Lectura
del primer libro de los Reyes 19,
4-8
En aquellos días, Elías
continuó por el desierto una jornada de camino, y, al final, se sentó bajo una
retama y se deseó la muerte:
—«¡Basta, Señor! ¡Quítame
la vida, que yo no valgo más que mis padres!».
Se echó bajo la remata y
se durmió. De pronto un ángel lo tocó y le dijo:
—«¡Levántate, come!».
Miró Elías, y vio a su
cabecera un pan cocido sobre piedras y un jarro de agua. Comió, bebió y se
volvió a echar. Pero el ángel del Señor le volvió a tocar y le dijo:
—«¡Levántate, come!, que
el camino es superior a tus fuerzas».
Elías se levantó, comió y
bebió, y, con la fuerza de aquel alimento, caminó cuarenta días y cuarenta
noches hasta el Horeb, el monte de Dios.
Palabra
de Dios.
Salmo
responsorial: Salmo 33, 2-3. 4-5. 6-7. 8-9 (R.: 9a)
R.
Gustad y ved qué bueno es el Señor.
Bendigo al Señor en todo
momento,
su alabanza está siempre
en mi boca;
mi alma se gloría en el
Señor:
que los humildes lo
escuchen y se alegren. R.
Proclamad conmigo la
grandeza del Señor,
ensalcemos juntos su
nombre.
Yo consulté al Señor, y
me respondió,
me libró de todas mis
ansias. R.
Contempladlo, y quedaréis
radiantes,
vuestro rostro no se
avergonzará.
Si el afligido invoca al
Señor, él lo escucha
y lo salva de sus
angustias. R.
El ángel del Señor acampa
en torno a sus fieles y
los protege.
Gustad y ved qué bueno es
el Señor,
dichoso el que se acoge a
él. R.
Lectura
de la carta del apóstol san Pablo a los Efesios 4, 30—5, 2
Hermanos:
No pongáis triste al
Espíritu Santo de Dios con que él os ha marcado para el día de la liberación
final.
Desterrad de vosotros la
amargura, la ira, los enfados e insultos y toda la maldad. Sed buenos,
comprensivos, perdonándoos unos a otros como Dios os perdonó en Cristo.
Sed imitadores de Dios,
como hijos queridos, y vivid en el amor como Cristo os amó y se entregó por
nosotros a Dios como oblación y víctima de suave olor.
Palabra
de Dios.

### ENUNCIADO DE LA TAREA
Responda a estas preguntas con datos del texto de las lecturas:
(a) ¿Qué vio Elías a su cabecera al despertar?
(b) ¿Cuál es la respuesta (R.) del salmo responsorial?
(c) ¿Qué cosas manda desterrar la carta a los Efesios?

### INFORMACIÓN EXTRAÍDA

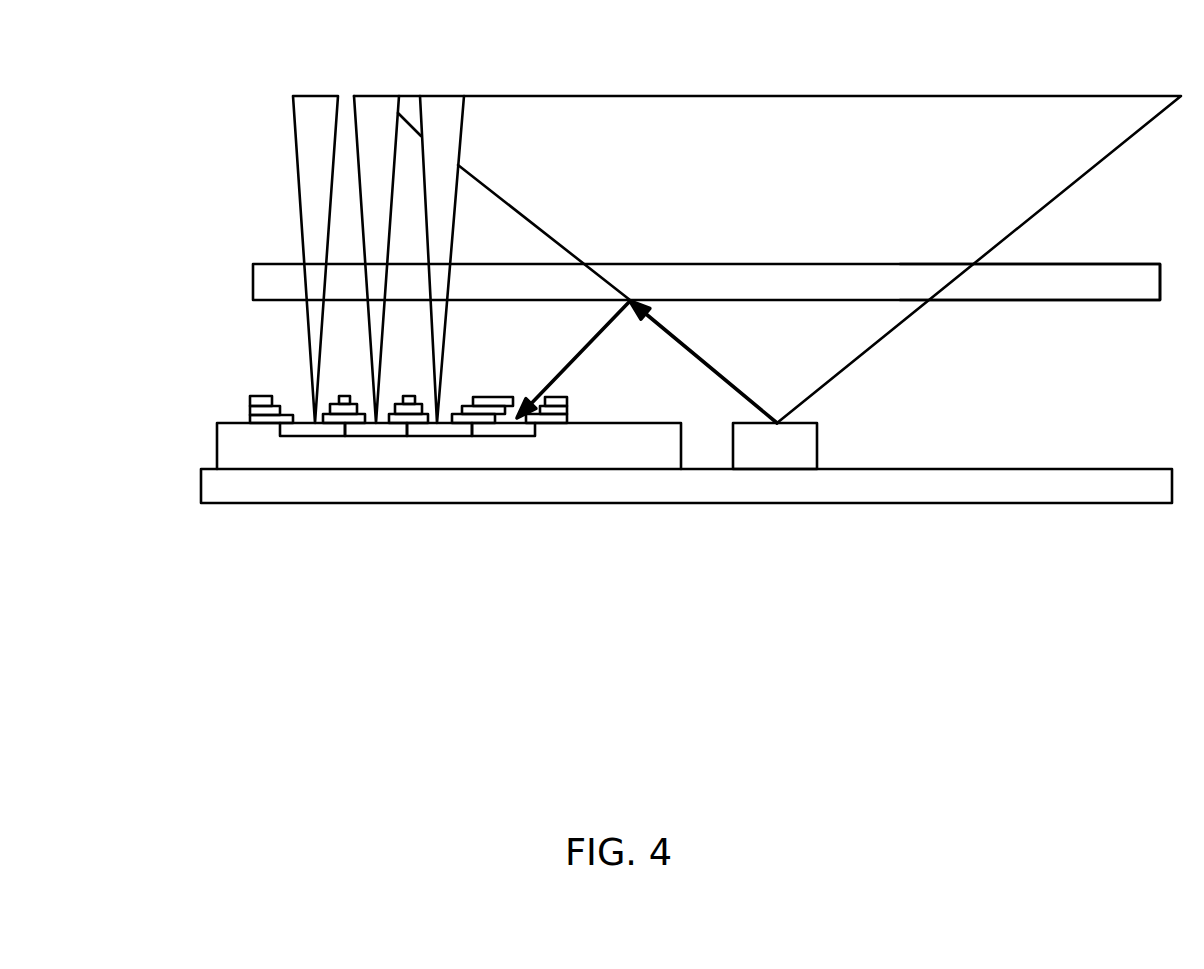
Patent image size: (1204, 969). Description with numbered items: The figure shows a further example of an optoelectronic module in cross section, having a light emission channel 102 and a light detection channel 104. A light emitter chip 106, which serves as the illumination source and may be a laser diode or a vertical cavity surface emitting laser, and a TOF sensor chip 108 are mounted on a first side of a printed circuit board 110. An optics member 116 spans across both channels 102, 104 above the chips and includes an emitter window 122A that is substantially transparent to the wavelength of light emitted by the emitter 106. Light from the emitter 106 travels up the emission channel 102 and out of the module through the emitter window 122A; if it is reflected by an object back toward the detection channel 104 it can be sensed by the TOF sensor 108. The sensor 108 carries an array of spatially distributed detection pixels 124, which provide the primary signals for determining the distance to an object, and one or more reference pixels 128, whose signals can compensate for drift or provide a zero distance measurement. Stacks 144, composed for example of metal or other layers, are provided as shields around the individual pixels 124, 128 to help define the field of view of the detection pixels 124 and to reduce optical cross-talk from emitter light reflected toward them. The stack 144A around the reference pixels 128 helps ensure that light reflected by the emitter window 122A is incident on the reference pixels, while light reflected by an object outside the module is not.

The light emission channel 102 is at (793, 365).
The light detection channel 104 is at (365, 338).
The light emitter chip 106 is at (802, 448).
The TOF sensor chip 108 is at (263, 450).
The printed circuit board 110 is at (817, 493).
The optics member 116 is at (263, 280).
The emitter window 122A is at (1032, 285).
The detection pixels 124 is at (323, 433).
The reference pixels 128 is at (495, 435).
The stacks 144 is at (262, 395).
The stack 144A is at (565, 398).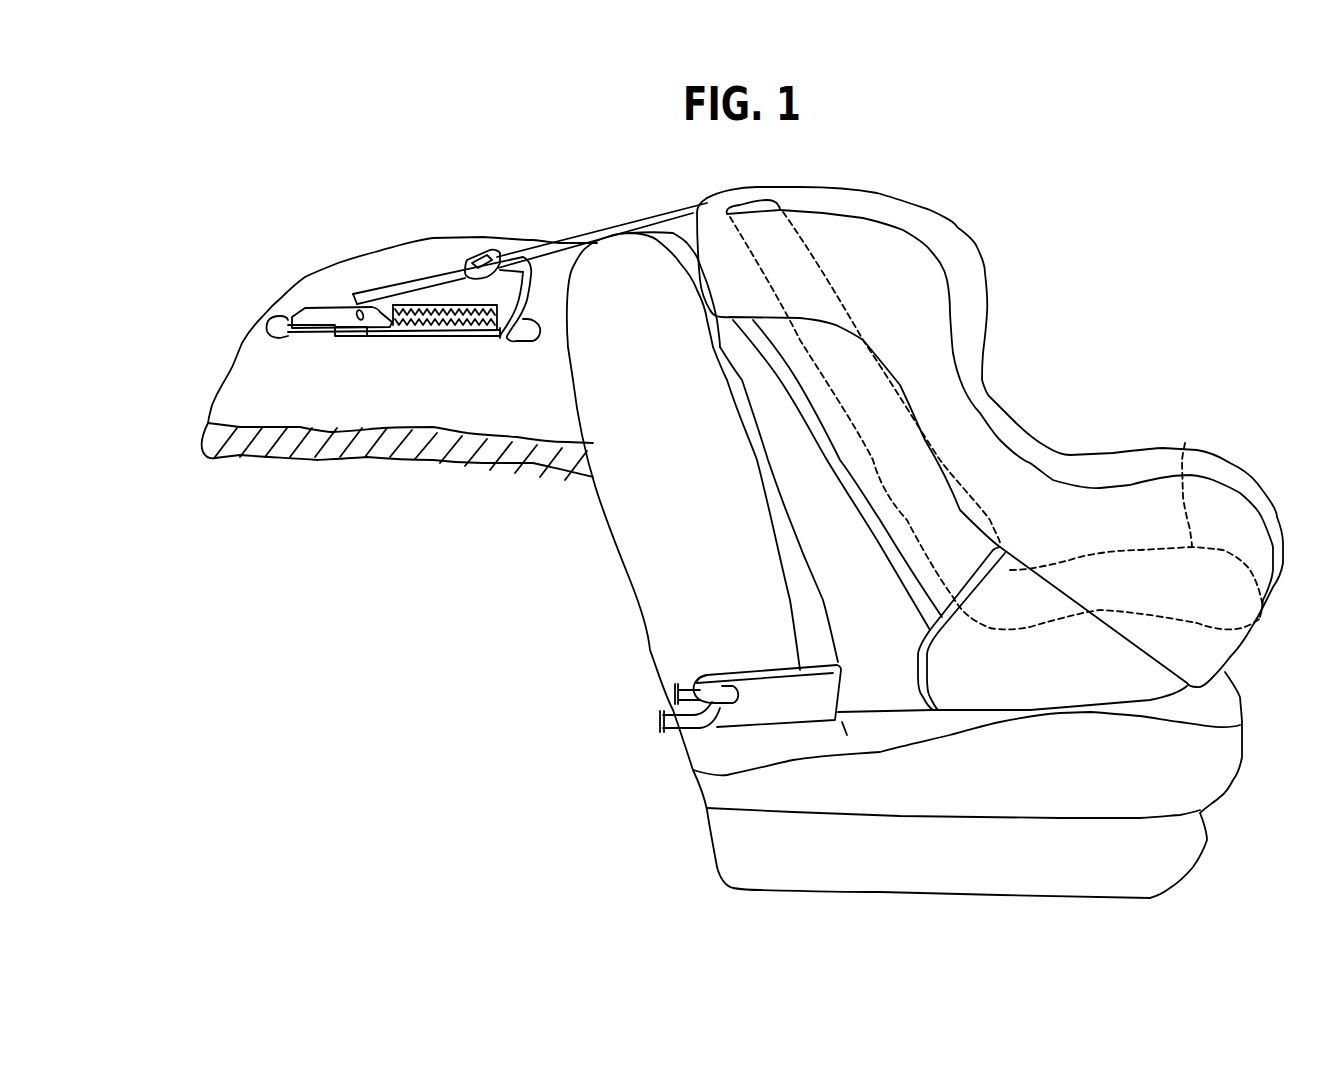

### RESULTADO DEL EJERCICIO
(a) Un pan cocido sobre piedras y un jarro de agua.
(b) «Gustad y ved qué bueno es el Señor».
(c) La amargura, la ira, los enfados e insultos y toda la maldad.